## begin DATA ROWS

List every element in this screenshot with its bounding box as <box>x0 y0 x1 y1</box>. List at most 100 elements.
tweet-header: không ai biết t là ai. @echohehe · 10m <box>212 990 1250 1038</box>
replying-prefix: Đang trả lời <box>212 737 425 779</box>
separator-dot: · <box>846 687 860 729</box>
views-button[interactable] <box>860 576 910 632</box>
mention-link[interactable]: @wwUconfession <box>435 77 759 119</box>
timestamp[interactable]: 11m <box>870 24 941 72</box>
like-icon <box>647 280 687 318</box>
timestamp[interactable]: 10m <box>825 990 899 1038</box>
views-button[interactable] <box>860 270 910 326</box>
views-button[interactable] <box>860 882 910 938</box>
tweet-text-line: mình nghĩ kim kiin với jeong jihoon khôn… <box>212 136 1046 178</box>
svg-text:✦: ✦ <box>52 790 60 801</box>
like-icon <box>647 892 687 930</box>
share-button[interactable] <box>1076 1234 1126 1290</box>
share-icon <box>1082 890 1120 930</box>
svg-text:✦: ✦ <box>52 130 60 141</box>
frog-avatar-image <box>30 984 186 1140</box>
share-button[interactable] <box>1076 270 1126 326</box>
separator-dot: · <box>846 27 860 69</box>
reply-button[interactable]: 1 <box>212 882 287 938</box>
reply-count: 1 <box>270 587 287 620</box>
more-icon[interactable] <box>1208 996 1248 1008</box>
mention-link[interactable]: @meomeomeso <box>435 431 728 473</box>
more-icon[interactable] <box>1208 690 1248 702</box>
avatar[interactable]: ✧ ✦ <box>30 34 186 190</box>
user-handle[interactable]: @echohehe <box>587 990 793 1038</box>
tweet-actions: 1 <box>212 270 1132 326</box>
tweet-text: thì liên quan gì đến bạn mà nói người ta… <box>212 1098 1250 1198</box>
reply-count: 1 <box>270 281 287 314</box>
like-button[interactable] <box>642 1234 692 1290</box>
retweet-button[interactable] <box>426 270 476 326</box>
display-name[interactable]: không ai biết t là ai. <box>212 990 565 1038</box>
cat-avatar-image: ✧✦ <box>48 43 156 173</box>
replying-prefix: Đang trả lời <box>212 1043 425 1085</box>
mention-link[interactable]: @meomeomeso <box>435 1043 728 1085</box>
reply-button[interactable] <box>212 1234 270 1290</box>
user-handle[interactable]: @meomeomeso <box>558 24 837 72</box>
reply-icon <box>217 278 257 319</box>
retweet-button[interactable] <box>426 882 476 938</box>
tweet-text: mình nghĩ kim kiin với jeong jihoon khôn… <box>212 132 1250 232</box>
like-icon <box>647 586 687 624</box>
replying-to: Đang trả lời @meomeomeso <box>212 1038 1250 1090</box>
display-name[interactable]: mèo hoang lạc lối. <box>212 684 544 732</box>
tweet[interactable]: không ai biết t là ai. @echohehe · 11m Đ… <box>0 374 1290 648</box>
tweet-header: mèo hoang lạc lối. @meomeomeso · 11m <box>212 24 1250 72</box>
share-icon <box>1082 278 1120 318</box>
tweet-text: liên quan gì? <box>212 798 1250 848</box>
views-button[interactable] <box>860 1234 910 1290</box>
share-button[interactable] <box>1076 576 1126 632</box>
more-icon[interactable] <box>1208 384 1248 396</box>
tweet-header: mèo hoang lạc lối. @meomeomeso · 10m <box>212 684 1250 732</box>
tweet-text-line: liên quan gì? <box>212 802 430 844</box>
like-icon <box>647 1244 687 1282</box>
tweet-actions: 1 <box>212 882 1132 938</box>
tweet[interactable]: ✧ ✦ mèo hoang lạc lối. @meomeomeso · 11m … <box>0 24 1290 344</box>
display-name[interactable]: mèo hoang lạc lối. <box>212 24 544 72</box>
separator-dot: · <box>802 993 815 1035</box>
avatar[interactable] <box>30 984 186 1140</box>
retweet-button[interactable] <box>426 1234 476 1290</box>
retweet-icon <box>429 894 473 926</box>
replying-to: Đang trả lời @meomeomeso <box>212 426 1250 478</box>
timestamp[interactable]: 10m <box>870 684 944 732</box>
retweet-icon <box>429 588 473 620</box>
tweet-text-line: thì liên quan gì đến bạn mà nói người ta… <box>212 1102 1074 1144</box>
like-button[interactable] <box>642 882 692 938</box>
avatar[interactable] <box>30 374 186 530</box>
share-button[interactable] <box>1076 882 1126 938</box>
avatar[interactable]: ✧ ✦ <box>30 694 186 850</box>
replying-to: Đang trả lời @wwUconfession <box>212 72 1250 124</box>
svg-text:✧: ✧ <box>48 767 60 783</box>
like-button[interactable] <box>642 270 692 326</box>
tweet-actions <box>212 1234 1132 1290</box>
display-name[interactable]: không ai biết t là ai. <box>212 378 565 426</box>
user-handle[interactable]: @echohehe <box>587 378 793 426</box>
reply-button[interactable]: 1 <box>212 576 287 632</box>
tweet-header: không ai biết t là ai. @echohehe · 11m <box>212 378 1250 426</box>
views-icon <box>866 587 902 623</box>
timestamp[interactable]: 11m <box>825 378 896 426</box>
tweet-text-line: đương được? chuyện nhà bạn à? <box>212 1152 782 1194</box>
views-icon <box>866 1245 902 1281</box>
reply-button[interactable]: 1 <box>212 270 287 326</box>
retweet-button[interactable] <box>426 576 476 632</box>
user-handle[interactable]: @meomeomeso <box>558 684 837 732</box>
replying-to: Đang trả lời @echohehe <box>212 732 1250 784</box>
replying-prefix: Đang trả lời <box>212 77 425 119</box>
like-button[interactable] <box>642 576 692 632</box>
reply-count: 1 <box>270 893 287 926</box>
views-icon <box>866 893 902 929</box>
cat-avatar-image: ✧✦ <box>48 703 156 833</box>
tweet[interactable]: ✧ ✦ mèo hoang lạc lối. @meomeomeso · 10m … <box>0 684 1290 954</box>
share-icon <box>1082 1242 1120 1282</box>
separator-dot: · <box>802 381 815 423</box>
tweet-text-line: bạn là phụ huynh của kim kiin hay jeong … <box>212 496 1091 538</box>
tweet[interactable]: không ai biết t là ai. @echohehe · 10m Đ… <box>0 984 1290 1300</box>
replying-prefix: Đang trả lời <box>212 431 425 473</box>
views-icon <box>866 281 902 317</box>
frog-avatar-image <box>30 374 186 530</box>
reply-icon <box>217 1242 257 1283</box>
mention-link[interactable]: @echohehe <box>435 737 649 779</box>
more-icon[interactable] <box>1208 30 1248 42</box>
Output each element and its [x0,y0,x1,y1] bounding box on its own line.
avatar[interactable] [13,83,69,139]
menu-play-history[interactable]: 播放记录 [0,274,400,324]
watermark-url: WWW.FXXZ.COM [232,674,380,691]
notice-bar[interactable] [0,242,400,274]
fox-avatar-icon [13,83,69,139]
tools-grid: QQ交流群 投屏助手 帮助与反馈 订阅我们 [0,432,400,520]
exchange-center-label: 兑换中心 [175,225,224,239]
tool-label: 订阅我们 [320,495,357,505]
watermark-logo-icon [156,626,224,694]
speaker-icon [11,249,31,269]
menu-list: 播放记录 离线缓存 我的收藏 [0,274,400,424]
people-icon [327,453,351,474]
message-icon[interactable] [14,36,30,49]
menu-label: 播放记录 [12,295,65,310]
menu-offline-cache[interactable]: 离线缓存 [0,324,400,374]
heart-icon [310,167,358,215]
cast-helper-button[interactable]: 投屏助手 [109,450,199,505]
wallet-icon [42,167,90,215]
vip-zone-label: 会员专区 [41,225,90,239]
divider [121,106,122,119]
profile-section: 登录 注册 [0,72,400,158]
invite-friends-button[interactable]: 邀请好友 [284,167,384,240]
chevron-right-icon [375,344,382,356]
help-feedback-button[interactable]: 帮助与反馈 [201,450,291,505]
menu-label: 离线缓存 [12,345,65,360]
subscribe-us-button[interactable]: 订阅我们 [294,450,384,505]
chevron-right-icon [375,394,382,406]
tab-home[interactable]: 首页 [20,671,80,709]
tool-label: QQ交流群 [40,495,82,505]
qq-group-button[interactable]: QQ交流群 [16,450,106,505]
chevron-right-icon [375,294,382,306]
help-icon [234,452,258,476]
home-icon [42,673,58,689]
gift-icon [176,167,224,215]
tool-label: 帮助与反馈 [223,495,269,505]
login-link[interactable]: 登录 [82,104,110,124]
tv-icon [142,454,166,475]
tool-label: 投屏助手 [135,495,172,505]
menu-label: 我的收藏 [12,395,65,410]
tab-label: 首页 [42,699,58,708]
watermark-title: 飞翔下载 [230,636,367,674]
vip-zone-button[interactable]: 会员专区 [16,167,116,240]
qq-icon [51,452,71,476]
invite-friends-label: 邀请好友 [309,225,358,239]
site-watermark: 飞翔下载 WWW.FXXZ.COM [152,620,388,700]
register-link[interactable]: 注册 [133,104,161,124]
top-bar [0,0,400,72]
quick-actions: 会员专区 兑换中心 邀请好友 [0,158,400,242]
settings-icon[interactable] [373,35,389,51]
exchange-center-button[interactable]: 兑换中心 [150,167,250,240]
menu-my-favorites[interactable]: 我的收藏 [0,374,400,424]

## end DATA ROWS

Starting at the top of the listing and ending with the line that contains "timestamp[interactable]: 10m <box>825", set out those lines as a numbered list, skipping any blank lines.

- EXERCISE RESPONSE:
1. List every element in this screenshot with its bounding box as <box>x0 y0 x1 y1</box>. List at most 100 elements.
2. tweet-header: không ai biết t là ai. @echohehe · 10m <box>212 990 1250 1038</box>
3. replying-prefix: Đang trả lời <box>212 737 425 779</box>
4. separator-dot: · <box>846 687 860 729</box>
5. views-button[interactable] <box>860 576 910 632</box>
6. mention-link[interactable]: @wwUconfession <box>435 77 759 119</box>
7. timestamp[interactable]: 11m <box>870 24 941 72</box>
8. like-icon <box>647 280 687 318</box>
9. timestamp[interactable]: 10m <box>825 990 899 1038</box>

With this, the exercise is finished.